INSTRUCTIONS FOR THE TASK. Count the lines in the records below that contain the string "card". Give only the number.

Data drawn from a collection

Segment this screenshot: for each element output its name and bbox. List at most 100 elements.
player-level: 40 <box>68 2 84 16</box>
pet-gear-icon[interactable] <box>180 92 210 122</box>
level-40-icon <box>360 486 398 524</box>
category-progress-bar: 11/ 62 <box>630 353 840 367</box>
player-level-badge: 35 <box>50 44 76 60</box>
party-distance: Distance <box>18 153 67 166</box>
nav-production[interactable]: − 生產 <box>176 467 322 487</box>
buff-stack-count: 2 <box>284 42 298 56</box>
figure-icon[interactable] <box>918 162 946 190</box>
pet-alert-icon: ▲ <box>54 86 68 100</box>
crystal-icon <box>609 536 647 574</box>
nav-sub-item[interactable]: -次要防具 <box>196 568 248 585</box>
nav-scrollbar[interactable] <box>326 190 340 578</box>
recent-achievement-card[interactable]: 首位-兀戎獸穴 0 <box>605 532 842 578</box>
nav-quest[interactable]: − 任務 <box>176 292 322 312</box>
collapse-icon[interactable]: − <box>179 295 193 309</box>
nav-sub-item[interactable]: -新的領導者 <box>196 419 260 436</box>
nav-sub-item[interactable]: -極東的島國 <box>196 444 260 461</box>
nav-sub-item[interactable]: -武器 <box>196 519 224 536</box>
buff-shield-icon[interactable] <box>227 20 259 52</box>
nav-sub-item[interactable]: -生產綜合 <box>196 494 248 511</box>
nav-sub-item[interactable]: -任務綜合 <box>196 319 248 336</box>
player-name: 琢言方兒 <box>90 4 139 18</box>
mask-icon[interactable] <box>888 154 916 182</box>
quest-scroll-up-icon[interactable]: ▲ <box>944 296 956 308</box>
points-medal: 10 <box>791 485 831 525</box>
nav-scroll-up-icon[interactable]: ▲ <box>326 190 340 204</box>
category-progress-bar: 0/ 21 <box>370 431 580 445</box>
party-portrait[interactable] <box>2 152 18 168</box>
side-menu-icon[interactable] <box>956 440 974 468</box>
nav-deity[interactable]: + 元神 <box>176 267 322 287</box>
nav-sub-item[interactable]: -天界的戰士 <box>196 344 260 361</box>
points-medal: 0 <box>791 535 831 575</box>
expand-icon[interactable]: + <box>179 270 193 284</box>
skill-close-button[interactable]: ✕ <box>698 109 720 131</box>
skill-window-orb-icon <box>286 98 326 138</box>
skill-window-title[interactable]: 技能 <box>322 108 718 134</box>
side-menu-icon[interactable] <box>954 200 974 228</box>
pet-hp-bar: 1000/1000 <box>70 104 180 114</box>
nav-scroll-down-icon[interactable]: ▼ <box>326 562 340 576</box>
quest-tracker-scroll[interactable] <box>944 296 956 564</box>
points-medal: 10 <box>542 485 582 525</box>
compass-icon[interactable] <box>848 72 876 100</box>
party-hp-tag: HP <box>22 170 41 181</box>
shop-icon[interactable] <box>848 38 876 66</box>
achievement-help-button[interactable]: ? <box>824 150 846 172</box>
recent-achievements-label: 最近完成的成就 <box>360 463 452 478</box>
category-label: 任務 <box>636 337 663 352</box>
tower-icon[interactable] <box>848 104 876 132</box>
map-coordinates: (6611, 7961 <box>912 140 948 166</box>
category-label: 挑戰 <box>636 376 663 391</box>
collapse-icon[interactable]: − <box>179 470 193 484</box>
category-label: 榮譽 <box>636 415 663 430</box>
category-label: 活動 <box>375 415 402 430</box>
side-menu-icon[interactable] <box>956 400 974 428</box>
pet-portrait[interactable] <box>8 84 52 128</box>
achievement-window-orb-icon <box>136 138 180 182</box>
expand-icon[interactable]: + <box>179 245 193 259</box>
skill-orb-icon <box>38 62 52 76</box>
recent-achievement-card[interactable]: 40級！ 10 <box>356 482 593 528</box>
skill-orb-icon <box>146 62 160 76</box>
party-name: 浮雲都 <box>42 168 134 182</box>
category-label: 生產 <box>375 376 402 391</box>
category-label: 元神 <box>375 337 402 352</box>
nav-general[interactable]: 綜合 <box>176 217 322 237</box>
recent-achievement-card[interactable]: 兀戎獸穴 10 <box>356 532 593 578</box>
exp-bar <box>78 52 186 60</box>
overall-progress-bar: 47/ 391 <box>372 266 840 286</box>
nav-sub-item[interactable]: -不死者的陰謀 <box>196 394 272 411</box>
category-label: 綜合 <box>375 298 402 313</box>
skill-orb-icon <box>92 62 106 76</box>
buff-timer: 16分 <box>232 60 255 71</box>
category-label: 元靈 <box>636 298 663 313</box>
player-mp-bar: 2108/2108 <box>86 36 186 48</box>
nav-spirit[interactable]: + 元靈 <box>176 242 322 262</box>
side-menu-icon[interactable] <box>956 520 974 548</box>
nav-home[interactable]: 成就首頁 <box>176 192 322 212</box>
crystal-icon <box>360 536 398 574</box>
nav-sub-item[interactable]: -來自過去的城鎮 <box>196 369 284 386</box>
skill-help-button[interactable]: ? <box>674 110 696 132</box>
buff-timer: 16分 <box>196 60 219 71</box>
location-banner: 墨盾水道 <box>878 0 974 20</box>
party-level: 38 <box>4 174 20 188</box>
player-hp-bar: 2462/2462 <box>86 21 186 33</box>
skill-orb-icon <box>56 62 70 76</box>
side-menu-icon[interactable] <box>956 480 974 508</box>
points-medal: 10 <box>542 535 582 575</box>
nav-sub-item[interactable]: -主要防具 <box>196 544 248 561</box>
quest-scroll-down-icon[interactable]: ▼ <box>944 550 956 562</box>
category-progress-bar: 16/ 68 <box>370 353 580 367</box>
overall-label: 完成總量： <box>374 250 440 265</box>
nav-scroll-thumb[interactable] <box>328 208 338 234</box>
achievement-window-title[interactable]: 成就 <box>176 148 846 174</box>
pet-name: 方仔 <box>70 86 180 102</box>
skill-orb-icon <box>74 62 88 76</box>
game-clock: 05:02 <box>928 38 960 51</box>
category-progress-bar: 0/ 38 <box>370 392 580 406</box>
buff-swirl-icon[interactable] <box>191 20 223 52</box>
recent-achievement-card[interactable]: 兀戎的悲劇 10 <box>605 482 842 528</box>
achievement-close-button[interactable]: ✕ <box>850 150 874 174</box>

RESPONSE BELOW. 4